- [Exercise materials]
==*==
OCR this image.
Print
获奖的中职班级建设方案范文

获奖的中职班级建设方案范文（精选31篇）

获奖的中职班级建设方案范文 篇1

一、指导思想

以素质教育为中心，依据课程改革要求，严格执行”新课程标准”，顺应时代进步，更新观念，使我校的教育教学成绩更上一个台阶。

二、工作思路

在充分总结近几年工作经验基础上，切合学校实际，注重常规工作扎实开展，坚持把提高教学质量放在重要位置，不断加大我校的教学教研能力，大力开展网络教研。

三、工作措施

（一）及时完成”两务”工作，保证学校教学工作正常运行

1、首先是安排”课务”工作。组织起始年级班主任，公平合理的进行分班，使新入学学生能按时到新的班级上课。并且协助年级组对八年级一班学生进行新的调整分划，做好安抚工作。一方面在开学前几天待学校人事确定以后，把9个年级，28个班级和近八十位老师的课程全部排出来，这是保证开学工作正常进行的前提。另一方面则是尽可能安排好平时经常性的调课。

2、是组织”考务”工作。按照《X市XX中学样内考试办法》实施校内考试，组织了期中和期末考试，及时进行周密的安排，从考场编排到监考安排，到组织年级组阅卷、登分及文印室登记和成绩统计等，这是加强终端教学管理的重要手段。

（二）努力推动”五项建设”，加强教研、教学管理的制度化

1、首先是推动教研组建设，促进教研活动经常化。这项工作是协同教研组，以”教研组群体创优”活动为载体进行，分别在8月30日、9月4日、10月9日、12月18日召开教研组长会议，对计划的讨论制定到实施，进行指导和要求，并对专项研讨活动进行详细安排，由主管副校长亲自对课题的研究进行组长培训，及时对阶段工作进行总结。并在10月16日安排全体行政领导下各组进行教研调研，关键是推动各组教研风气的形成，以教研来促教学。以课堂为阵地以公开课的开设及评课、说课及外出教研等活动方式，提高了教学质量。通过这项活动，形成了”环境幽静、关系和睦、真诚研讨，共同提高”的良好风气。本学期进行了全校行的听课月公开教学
==*==
List every line above that holds the word "获奖的中职班级建设方案范文".

获奖的中职班级建设方案范文
获奖的中职班级建设方案范文（精选31篇）
获奖的中职班级建设方案范文 篇1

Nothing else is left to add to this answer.